> [GOAL]: Quote, exactly, the line holding "Convert this screenshot" and all lines after it to the end of the records below. Exclude pictures.

## BEGIN RECORDS TO USE

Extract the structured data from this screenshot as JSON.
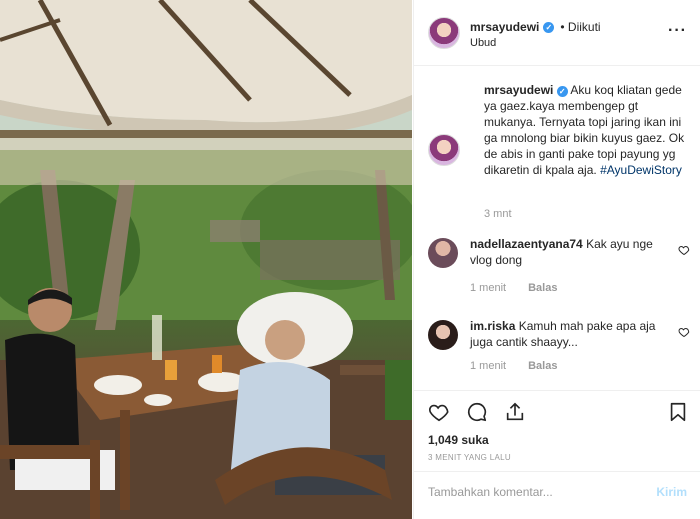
{
  "post": {
    "username": "mrsayudewi",
    "follow_status": "• Diikuti",
    "location": "Ubud",
    "more_icon": "more-options-icon"
  },
  "caption": {
    "username": "mrsayudewi",
    "text": "Aku koq kliatan gede ya gaez.kaya membengep gt mukanya. Ternyata topi jaring ikan ini ga mnolong biar bikin kuyus gaez. Ok de abis in ganti pake topi payung yg dikaretin di kpala aja.",
    "hashtag": "#AyuDewiStory",
    "time": "3 mnt"
  },
  "comments": [
    {
      "username": "nadellazaentyana74",
      "text": "Kak ayu nge vlog dong",
      "time": "1 menit",
      "reply": "Balas"
    },
    {
      "username": "im.riska",
      "text": "Kamuh mah pake apa aja juga cantik shaayy...",
      "time": "1 menit",
      "reply": "Balas"
    }
  ],
  "actions": {
    "likes": "1,049 suka",
    "posted": "3 MENIT YANG LALU"
  },
  "add_comment": {
    "placeholder": "Tambahkan komentar...",
    "send": "Kirim"
  },
  "colors": {
    "link": "#003569",
    "verified": "#3897f0",
    "muted": "#999999",
    "send_disabled": "#b2dffc"
  }
}
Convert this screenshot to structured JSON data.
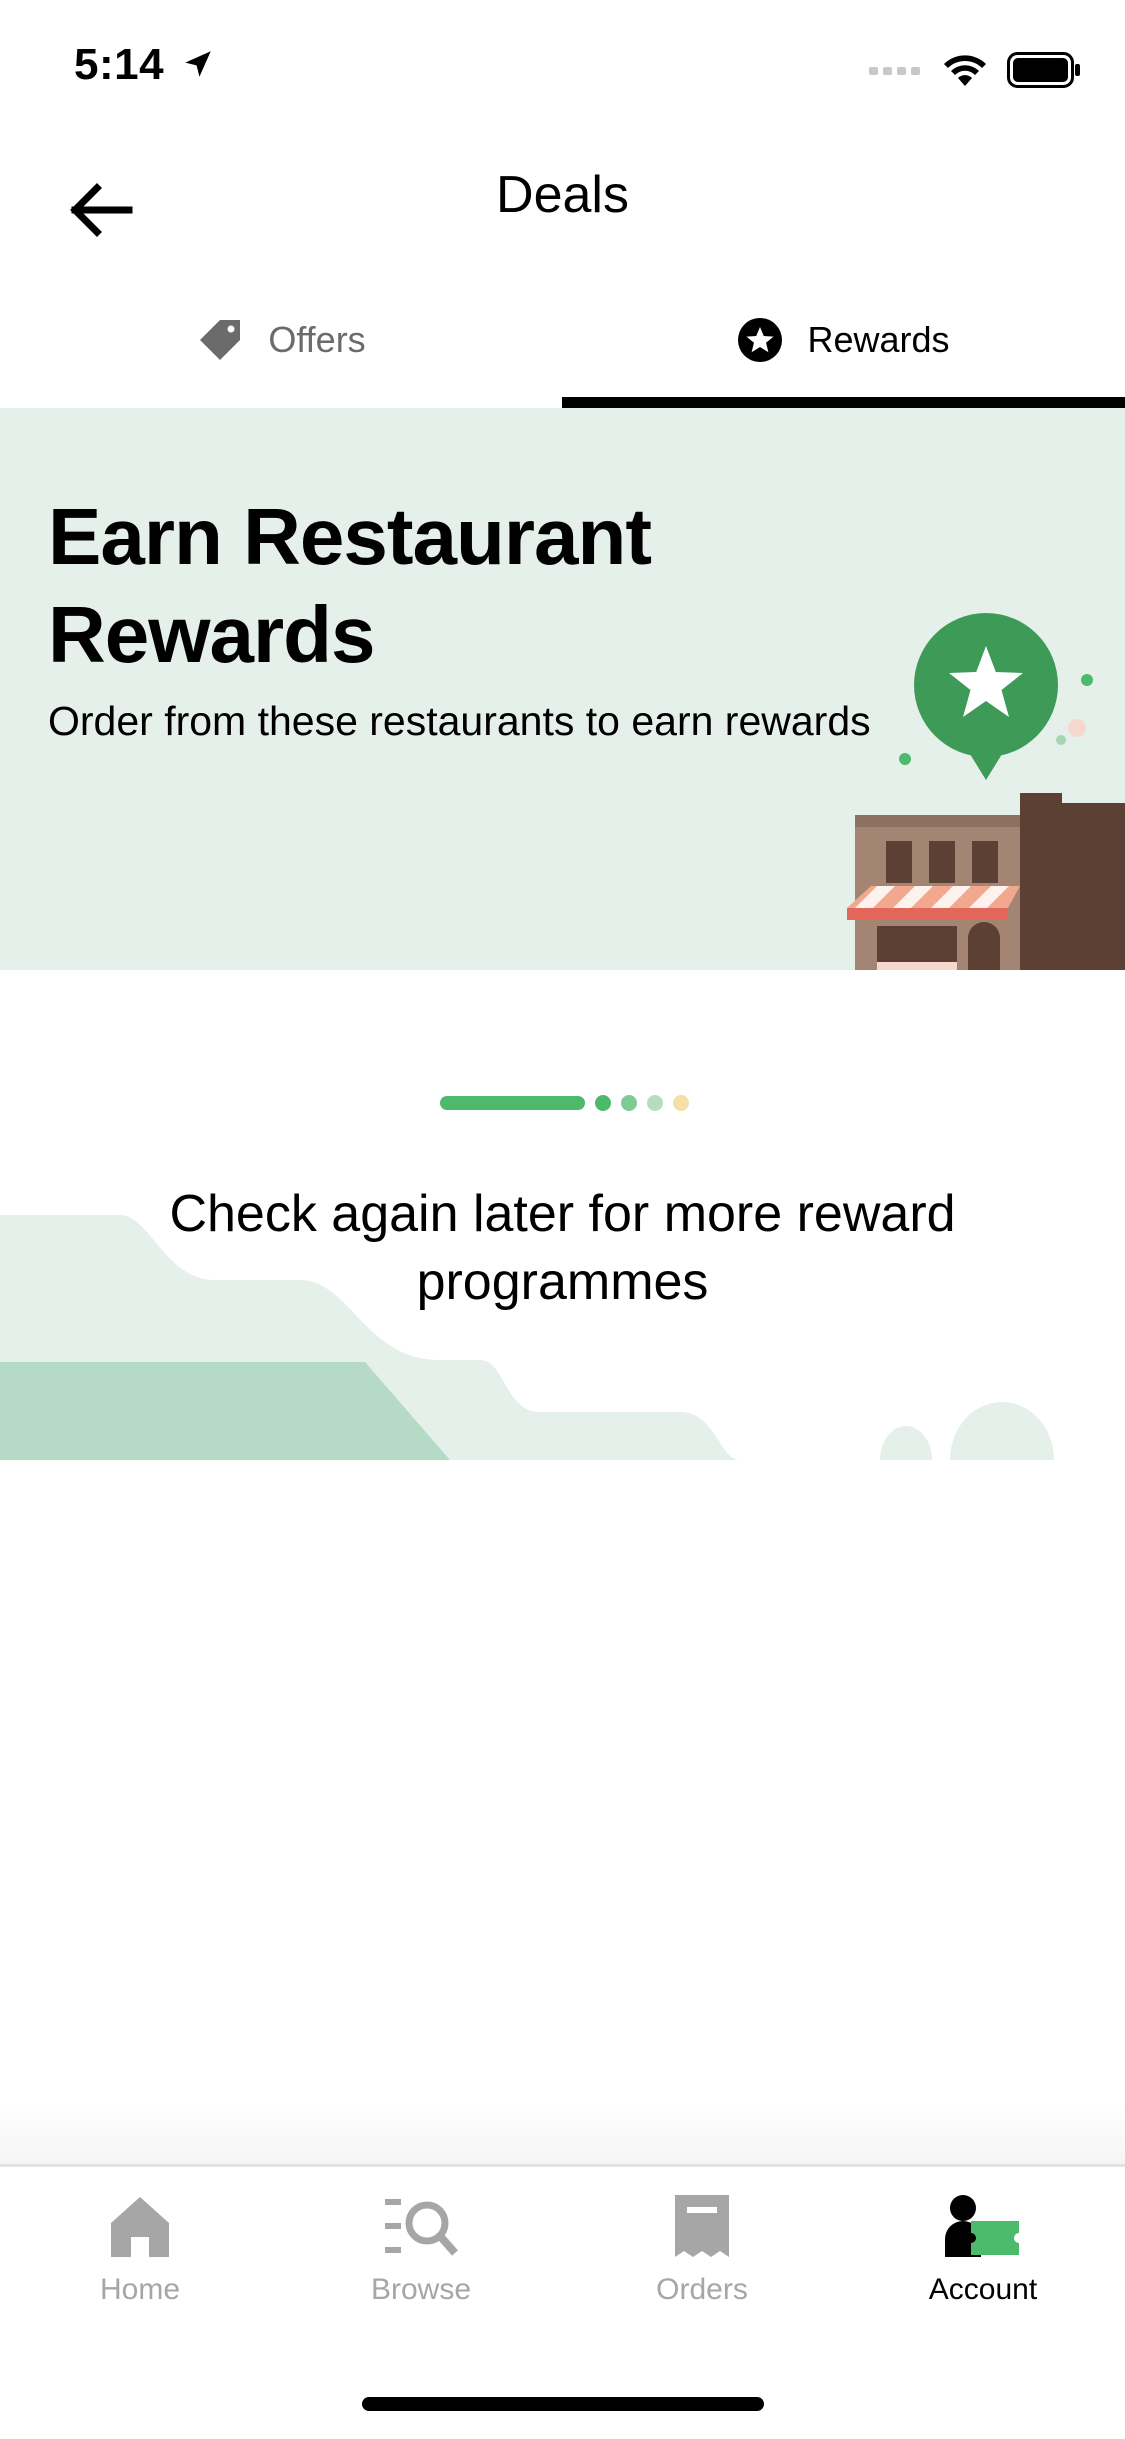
{
  "status_bar": {
    "time": "5:14"
  },
  "header": {
    "title": "Deals"
  },
  "tabs": [
    {
      "label": "Offers",
      "icon": "tag-icon",
      "active": false
    },
    {
      "label": "Rewards",
      "icon": "star-badge-icon",
      "active": true
    }
  ],
  "hero": {
    "title_line1": "Earn Restaurant",
    "title_line2": "Rewards",
    "subtitle": "Order from these restaurants to earn rewards"
  },
  "empty_state": {
    "line1": "Check again later for more reward",
    "line2": "programmes"
  },
  "bottom_nav": [
    {
      "label": "Home",
      "icon": "home-icon",
      "active": false
    },
    {
      "label": "Browse",
      "icon": "browse-icon",
      "active": false
    },
    {
      "label": "Orders",
      "icon": "receipt-icon",
      "active": false
    },
    {
      "label": "Account",
      "icon": "account-icon",
      "active": true
    }
  ],
  "colors": {
    "accent_green": "#4cba6a",
    "hero_bg": "#e6f0eb",
    "inactive_gray": "#a6a6a6"
  }
}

## END RECORDS TO USE

> [CORRECT ANSWER]:
Convert this screenshot to structured JSON data.
{
  "status_bar": {
    "time": "5:14"
  },
  "header": {
    "title": "Deals"
  },
  "tabs": [
    {
      "label": "Offers",
      "icon": "tag-icon",
      "active": false
    },
    {
      "label": "Rewards",
      "icon": "star-badge-icon",
      "active": true
    }
  ],
  "hero": {
    "title_line1": "Earn Restaurant",
    "title_line2": "Rewards",
    "subtitle": "Order from these restaurants to earn rewards"
  },
  "empty_state": {
    "line1": "Check again later for more reward",
    "line2": "programmes"
  },
  "bottom_nav": [
    {
      "label": "Home",
      "icon": "home-icon",
      "active": false
    },
    {
      "label": "Browse",
      "icon": "browse-icon",
      "active": false
    },
    {
      "label": "Orders",
      "icon": "receipt-icon",
      "active": false
    },
    {
      "label": "Account",
      "icon": "account-icon",
      "active": true
    }
  ],
  "colors": {
    "accent_green": "#4cba6a",
    "hero_bg": "#e6f0eb",
    "inactive_gray": "#a6a6a6"
  }
}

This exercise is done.